Skip the pictures. Copy all the rest of the records down exactly.

_Material provided_:
— start —

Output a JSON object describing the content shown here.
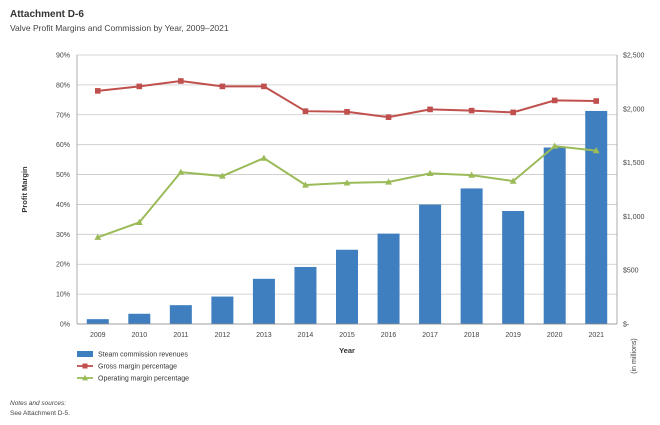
{
  "header": {
    "attachment": "Attachment D-6",
    "title": "Valve Profit Margins and Commission by Year, 2009–2021"
  },
  "chart_data": {
    "type": "bar+line",
    "categories": [
      "2009",
      "2010",
      "2011",
      "2012",
      "2013",
      "2014",
      "2015",
      "2016",
      "2017",
      "2018",
      "2019",
      "2020",
      "2021"
    ],
    "series": [
      {
        "name": "Steam commission revenues",
        "type": "bar",
        "axis": "right",
        "values": [
          45,
          95,
          175,
          255,
          420,
          530,
          690,
          840,
          1110,
          1260,
          1050,
          1640,
          1980
        ]
      },
      {
        "name": "Gross margin percentage",
        "type": "line",
        "axis": "left",
        "marker": "square",
        "values": [
          78,
          79.5,
          81.3,
          79.5,
          79.5,
          71.2,
          71,
          69.2,
          71.8,
          71.4,
          70.8,
          74.8,
          74.6
        ]
      },
      {
        "name": "Operating margin percentage",
        "type": "line",
        "axis": "left",
        "marker": "triangle",
        "values": [
          29,
          34,
          50.8,
          49.5,
          55.5,
          46.5,
          47.2,
          47.5,
          50.4,
          49.8,
          47.8,
          59.5,
          58
        ]
      }
    ],
    "ylabel": "Profit Margin",
    "y2label": "(in millions)",
    "xlabel": "Year",
    "y_ticks": [
      "0%",
      "10%",
      "20%",
      "30%",
      "40%",
      "50%",
      "60%",
      "70%",
      "80%",
      "90%"
    ],
    "y2_ticks": [
      "$-",
      "$500",
      "$1,000",
      "$1,500",
      "$2,000",
      "$2,500"
    ],
    "ylim": [
      0,
      90
    ],
    "y2lim": [
      0,
      2500
    ],
    "grid": true,
    "legend": "bottom-left",
    "colors": {
      "bar": "#3f7fbf",
      "gross": "#c0504d",
      "operating": "#9bbb59",
      "grid": "#c8c8c8"
    }
  },
  "notes": {
    "heading": "Notes and sources:",
    "text": "See Attachment D-5."
  }
}
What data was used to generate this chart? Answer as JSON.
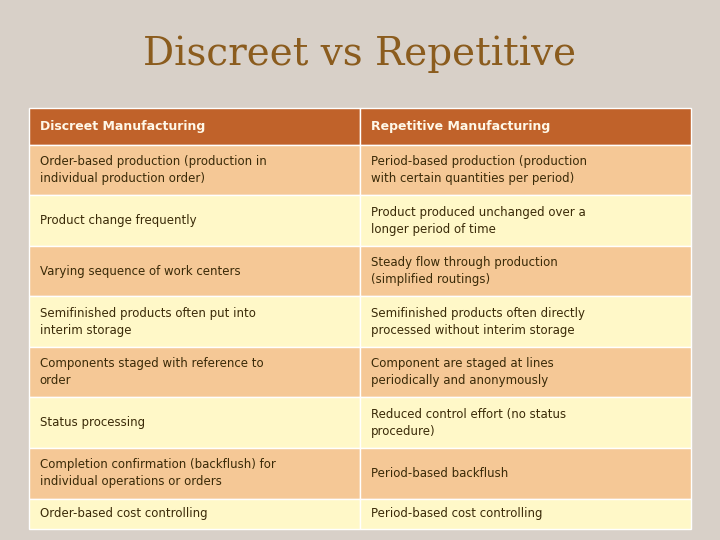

— end —

_Complete output_:
Output a JSON object describing the content shown here.
{
  "header": {
    "attachment": "Attachment D-6",
    "title": "Valve Profit Margins and Commission by Year, 2009–2021"
  },
  "chart_data": {
    "type": "bar+line",
    "categories": [
      "2009",
      "2010",
      "2011",
      "2012",
      "2013",
      "2014",
      "2015",
      "2016",
      "2017",
      "2018",
      "2019",
      "2020",
      "2021"
    ],
    "series": [
      {
        "name": "Steam commission revenues",
        "type": "bar",
        "axis": "right",
        "values": [
          45,
          95,
          175,
          255,
          420,
          530,
          690,
          840,
          1110,
          1260,
          1050,
          1640,
          1980
        ]
      },
      {
        "name": "Gross margin percentage",
        "type": "line",
        "axis": "left",
        "marker": "square",
        "values": [
          78,
          79.5,
          81.3,
          79.5,
          79.5,
          71.2,
          71,
          69.2,
          71.8,
          71.4,
          70.8,
          74.8,
          74.6
        ]
      },
      {
        "name": "Operating margin percentage",
        "type": "line",
        "axis": "left",
        "marker": "triangle",
        "values": [
          29,
          34,
          50.8,
          49.5,
          55.5,
          46.5,
          47.2,
          47.5,
          50.4,
          49.8,
          47.8,
          59.5,
          58
        ]
      }
    ],
    "ylabel": "Profit Margin",
    "y2label": "(in millions)",
    "xlabel": "Year",
    "y_ticks": [
      "0%",
      "10%",
      "20%",
      "30%",
      "40%",
      "50%",
      "60%",
      "70%",
      "80%",
      "90%"
    ],
    "y2_ticks": [
      "$-",
      "$500",
      "$1,000",
      "$1,500",
      "$2,000",
      "$2,500"
    ],
    "ylim": [
      0,
      90
    ],
    "y2lim": [
      0,
      2500
    ],
    "grid": true,
    "legend": "bottom-left",
    "colors": {
      "bar": "#3f7fbf",
      "gross": "#c0504d",
      "operating": "#9bbb59",
      "grid": "#c8c8c8"
    }
  },
  "notes": {
    "heading": "Notes and sources:",
    "text": "See Attachment D-5."
  }
}
What data was used to generate this chart? Answer as JSON.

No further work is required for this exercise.